### [Goal of the exercise]
Restate the records below word for word.

### [Dataset excerpts]
--
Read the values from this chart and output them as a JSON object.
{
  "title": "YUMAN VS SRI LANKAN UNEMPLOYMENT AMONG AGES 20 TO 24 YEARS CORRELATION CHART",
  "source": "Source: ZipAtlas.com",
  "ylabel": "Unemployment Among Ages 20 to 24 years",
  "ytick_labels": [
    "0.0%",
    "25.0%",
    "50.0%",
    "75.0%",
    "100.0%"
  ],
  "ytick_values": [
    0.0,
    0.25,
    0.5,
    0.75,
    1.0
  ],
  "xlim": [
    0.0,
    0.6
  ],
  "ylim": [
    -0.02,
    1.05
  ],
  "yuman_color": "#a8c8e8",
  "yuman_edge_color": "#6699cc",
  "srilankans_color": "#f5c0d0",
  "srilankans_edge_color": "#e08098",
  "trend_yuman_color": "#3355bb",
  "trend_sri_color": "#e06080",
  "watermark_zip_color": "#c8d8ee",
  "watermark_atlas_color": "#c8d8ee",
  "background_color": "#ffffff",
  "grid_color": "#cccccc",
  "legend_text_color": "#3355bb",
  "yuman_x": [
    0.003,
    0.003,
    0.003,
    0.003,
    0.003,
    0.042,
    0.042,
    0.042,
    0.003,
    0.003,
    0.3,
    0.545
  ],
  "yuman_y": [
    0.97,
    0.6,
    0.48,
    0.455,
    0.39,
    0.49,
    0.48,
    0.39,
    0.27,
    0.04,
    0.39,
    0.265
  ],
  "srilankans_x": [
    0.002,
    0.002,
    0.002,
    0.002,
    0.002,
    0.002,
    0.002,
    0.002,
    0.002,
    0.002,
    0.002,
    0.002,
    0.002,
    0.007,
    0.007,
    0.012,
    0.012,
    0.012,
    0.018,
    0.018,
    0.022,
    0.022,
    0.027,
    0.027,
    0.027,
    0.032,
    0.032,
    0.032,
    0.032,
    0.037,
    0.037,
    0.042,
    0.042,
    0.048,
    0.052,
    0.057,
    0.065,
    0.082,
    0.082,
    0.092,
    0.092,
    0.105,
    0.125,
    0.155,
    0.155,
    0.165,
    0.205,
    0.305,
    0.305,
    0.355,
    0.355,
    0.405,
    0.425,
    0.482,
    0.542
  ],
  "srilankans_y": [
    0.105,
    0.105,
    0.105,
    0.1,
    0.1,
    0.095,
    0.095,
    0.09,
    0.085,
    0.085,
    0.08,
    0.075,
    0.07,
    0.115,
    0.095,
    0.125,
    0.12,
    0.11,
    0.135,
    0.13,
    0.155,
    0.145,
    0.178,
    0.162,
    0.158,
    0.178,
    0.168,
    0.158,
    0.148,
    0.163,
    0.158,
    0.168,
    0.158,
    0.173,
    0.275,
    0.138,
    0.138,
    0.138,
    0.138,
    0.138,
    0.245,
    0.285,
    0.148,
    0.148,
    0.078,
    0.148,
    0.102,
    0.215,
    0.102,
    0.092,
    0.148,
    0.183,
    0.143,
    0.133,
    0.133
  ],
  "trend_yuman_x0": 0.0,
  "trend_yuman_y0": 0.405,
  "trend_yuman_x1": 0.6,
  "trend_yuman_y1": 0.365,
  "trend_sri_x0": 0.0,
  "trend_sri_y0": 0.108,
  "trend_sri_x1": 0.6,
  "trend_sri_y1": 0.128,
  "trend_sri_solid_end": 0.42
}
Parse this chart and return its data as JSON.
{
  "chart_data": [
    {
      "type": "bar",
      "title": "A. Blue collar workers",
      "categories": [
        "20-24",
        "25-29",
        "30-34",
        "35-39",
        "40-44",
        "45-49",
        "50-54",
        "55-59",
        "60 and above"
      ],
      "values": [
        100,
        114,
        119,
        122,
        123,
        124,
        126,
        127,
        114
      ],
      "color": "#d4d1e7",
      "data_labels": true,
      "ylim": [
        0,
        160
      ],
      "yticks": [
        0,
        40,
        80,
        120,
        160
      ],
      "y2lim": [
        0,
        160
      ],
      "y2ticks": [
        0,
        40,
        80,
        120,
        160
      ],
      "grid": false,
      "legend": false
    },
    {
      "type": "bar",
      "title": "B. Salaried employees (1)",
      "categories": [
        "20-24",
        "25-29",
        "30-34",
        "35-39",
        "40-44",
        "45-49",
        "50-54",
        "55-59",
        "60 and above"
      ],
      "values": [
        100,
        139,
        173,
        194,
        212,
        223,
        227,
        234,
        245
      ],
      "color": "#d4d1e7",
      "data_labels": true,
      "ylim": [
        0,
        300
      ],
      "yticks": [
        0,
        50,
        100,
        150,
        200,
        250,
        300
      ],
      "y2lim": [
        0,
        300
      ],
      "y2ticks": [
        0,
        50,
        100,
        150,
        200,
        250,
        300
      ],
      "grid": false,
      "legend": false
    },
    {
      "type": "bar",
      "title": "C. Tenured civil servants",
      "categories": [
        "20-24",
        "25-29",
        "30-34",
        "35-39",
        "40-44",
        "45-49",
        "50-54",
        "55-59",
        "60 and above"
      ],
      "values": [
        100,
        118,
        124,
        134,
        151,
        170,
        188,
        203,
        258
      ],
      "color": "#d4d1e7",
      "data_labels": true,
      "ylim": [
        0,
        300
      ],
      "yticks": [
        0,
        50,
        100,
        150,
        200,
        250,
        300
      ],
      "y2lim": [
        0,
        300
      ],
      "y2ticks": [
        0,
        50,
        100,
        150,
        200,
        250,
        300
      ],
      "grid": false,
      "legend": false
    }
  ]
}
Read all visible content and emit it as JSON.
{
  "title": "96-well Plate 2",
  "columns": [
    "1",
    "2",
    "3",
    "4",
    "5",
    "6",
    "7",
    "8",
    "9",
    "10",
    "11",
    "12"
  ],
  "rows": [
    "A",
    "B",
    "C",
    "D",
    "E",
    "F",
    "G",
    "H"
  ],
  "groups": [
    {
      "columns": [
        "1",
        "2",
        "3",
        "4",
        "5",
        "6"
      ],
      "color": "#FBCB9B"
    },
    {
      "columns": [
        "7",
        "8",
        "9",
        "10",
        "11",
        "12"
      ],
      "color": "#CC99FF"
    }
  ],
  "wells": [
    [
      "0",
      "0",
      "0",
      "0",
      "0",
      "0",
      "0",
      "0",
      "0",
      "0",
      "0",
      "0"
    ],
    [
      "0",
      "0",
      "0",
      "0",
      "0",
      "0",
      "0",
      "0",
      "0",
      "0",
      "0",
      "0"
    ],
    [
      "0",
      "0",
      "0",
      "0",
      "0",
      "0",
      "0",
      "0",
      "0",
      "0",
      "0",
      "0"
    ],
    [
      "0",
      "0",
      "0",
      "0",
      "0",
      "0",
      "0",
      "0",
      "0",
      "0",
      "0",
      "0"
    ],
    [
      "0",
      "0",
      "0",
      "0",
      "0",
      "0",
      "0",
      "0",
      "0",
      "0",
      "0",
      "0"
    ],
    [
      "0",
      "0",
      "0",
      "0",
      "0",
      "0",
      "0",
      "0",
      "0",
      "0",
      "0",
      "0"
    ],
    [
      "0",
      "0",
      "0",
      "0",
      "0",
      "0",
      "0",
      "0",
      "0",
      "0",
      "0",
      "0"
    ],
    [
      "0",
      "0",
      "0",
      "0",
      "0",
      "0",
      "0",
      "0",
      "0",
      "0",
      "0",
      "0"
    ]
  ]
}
--
### [Response to this exercise]
Read the values from this chart and output them as a JSON object.
{
  "title": "YUMAN VS SRI LANKAN UNEMPLOYMENT AMONG AGES 20 TO 24 YEARS CORRELATION CHART",
  "source": "Source: ZipAtlas.com",
  "ylabel": "Unemployment Among Ages 20 to 24 years",
  "ytick_labels": [
    "0.0%",
    "25.0%",
    "50.0%",
    "75.0%",
    "100.0%"
  ],
  "ytick_values": [
    0.0,
    0.25,
    0.5,
    0.75,
    1.0
  ],
  "xlim": [
    0.0,
    0.6
  ],
  "ylim": [
    -0.02,
    1.05
  ],
  "yuman_color": "#a8c8e8",
  "yuman_edge_color": "#6699cc",
  "srilankans_color": "#f5c0d0",
  "srilankans_edge_color": "#e08098",
  "trend_yuman_color": "#3355bb",
  "trend_sri_color": "#e06080",
  "watermark_zip_color": "#c8d8ee",
  "watermark_atlas_color": "#c8d8ee",
  "background_color": "#ffffff",
  "grid_color": "#cccccc",
  "legend_text_color": "#3355bb",
  "yuman_x": [
    0.003,
    0.003,
    0.003,
    0.003,
    0.003,
    0.042,
    0.042,
    0.042,
    0.003,
    0.003,
    0.3,
    0.545
  ],
  "yuman_y": [
    0.97,
    0.6,
    0.48,
    0.455,
    0.39,
    0.49,
    0.48,
    0.39,
    0.27,
    0.04,
    0.39,
    0.265
  ],
  "srilankans_x": [
    0.002,
    0.002,
    0.002,
    0.002,
    0.002,
    0.002,
    0.002,
    0.002,
    0.002,
    0.002,
    0.002,
    0.002,
    0.002,
    0.007,
    0.007,
    0.012,
    0.012,
    0.012,
    0.018,
    0.018,
    0.022,
    0.022,
    0.027,
    0.027,
    0.027,
    0.032,
    0.032,
    0.032,
    0.032,
    0.037,
    0.037,
    0.042,
    0.042,
    0.048,
    0.052,
    0.057,
    0.065,
    0.082,
    0.082,
    0.092,
    0.092,
    0.105,
    0.125,
    0.155,
    0.155,
    0.165,
    0.205,
    0.305,
    0.305,
    0.355,
    0.355,
    0.405,
    0.425,
    0.482,
    0.542
  ],
  "srilankans_y": [
    0.105,
    0.105,
    0.105,
    0.1,
    0.1,
    0.095,
    0.095,
    0.09,
    0.085,
    0.085,
    0.08,
    0.075,
    0.07,
    0.115,
    0.095,
    0.125,
    0.12,
    0.11,
    0.135,
    0.13,
    0.155,
    0.145,
    0.178,
    0.162,
    0.158,
    0.178,
    0.168,
    0.158,
    0.148,
    0.163,
    0.158,
    0.168,
    0.158,
    0.173,
    0.275,
    0.138,
    0.138,
    0.138,
    0.138,
    0.138,
    0.245,
    0.285,
    0.148,
    0.148,
    0.078,
    0.148,
    0.102,
    0.215,
    0.102,
    0.092,
    0.148,
    0.183,
    0.143,
    0.133,
    0.133
  ],
  "trend_yuman_x0": 0.0,
  "trend_yuman_y0": 0.405,
  "trend_yuman_x1": 0.6,
  "trend_yuman_y1": 0.365,
  "trend_sri_x0": 0.0,
  "trend_sri_y0": 0.108,
  "trend_sri_x1": 0.6,
  "trend_sri_y1": 0.128,
  "trend_sri_solid_end": 0.42
}
Parse this chart and return its data as JSON.
{
  "chart_data": [
    {
      "type": "bar",
      "title": "A. Blue collar workers",
      "categories": [
        "20-24",
        "25-29",
        "30-34",
        "35-39",
        "40-44",
        "45-49",
        "50-54",
        "55-59",
        "60 and above"
      ],
      "values": [
        100,
        114,
        119,
        122,
        123,
        124,
        126,
        127,
        114
      ],
      "color": "#d4d1e7",
      "data_labels": true,
      "ylim": [
        0,
        160
      ],
      "yticks": [
        0,
        40,
        80,
        120,
        160
      ],
      "y2lim": [
        0,
        160
      ],
      "y2ticks": [
        0,
        40,
        80,
        120,
        160
      ],
      "grid": false,
      "legend": false
    },
    {
      "type": "bar",
      "title": "B. Salaried employees (1)",
      "categories": [
        "20-24",
        "25-29",
        "30-34",
        "35-39",
        "40-44",
        "45-49",
        "50-54",
        "55-59",
        "60 and above"
      ],
      "values": [
        100,
        139,
        173,
        194,
        212,
        223,
        227,
        234,
        245
      ],
      "color": "#d4d1e7",
      "data_labels": true,
      "ylim": [
        0,
        300
      ],
      "yticks": [
        0,
        50,
        100,
        150,
        200,
        250,
        300
      ],
      "y2lim": [
        0,
        300
      ],
      "y2ticks": [
        0,
        50,
        100,
        150,
        200,
        250,
        300
      ],
      "grid": false,
      "legend": false
    },
    {
      "type": "bar",
      "title": "C. Tenured civil servants",
      "categories": [
        "20-24",
        "25-29",
        "30-34",
        "35-39",
        "40-44",
        "45-49",
        "50-54",
        "55-59",
        "60 and above"
      ],
      "values": [
        100,
        118,
        124,
        134,
        151,
        170,
        188,
        203,
        258
      ],
      "color": "#d4d1e7",
      "data_labels": true,
      "ylim": [
        0,
        300
      ],
      "yticks": [
        0,
        50,
        100,
        150,
        200,
        250,
        300
      ],
      "y2lim": [
        0,
        300
      ],
      "y2ticks": [
        0,
        50,
        100,
        150,
        200,
        250,
        300
      ],
      "grid": false,
      "legend": false
    }
  ]
}
Read all visible content and emit it as JSON.
{
  "title": "96-well Plate 2",
  "columns": [
    "1",
    "2",
    "3",
    "4",
    "5",
    "6",
    "7",
    "8",
    "9",
    "10",
    "11",
    "12"
  ],
  "rows": [
    "A",
    "B",
    "C",
    "D",
    "E",
    "F",
    "G",
    "H"
  ],
  "groups": [
    {
      "columns": [
        "1",
        "2",
        "3",
        "4",
        "5",
        "6"
      ],
      "color": "#FBCB9B"
    },
    {
      "columns": [
        "7",
        "8",
        "9",
        "10",
        "11",
        "12"
      ],
      "color": "#CC99FF"
    }
  ],
  "wells": [
    [
      "0",
      "0",
      "0",
      "0",
      "0",
      "0",
      "0",
      "0",
      "0",
      "0",
      "0",
      "0"
    ],
    [
      "0",
      "0",
      "0",
      "0",
      "0",
      "0",
      "0",
      "0",
      "0",
      "0",
      "0",
      "0"
    ],
    [
      "0",
      "0",
      "0",
      "0",
      "0",
      "0",
      "0",
      "0",
      "0",
      "0",
      "0",
      "0"
    ],
    [
      "0",
      "0",
      "0",
      "0",
      "0",
      "0",
      "0",
      "0",
      "0",
      "0",
      "0",
      "0"
    ],
    [
      "0",
      "0",
      "0",
      "0",
      "0",
      "0",
      "0",
      "0",
      "0",
      "0",
      "0",
      "0"
    ],
    [
      "0",
      "0",
      "0",
      "0",
      "0",
      "0",
      "0",
      "0",
      "0",
      "0",
      "0",
      "0"
    ],
    [
      "0",
      "0",
      "0",
      "0",
      "0",
      "0",
      "0",
      "0",
      "0",
      "0",
      "0",
      "0"
    ],
    [
      "0",
      "0",
      "0",
      "0",
      "0",
      "0",
      "0",
      "0",
      "0",
      "0",
      "0",
      "0"
    ]
  ]
}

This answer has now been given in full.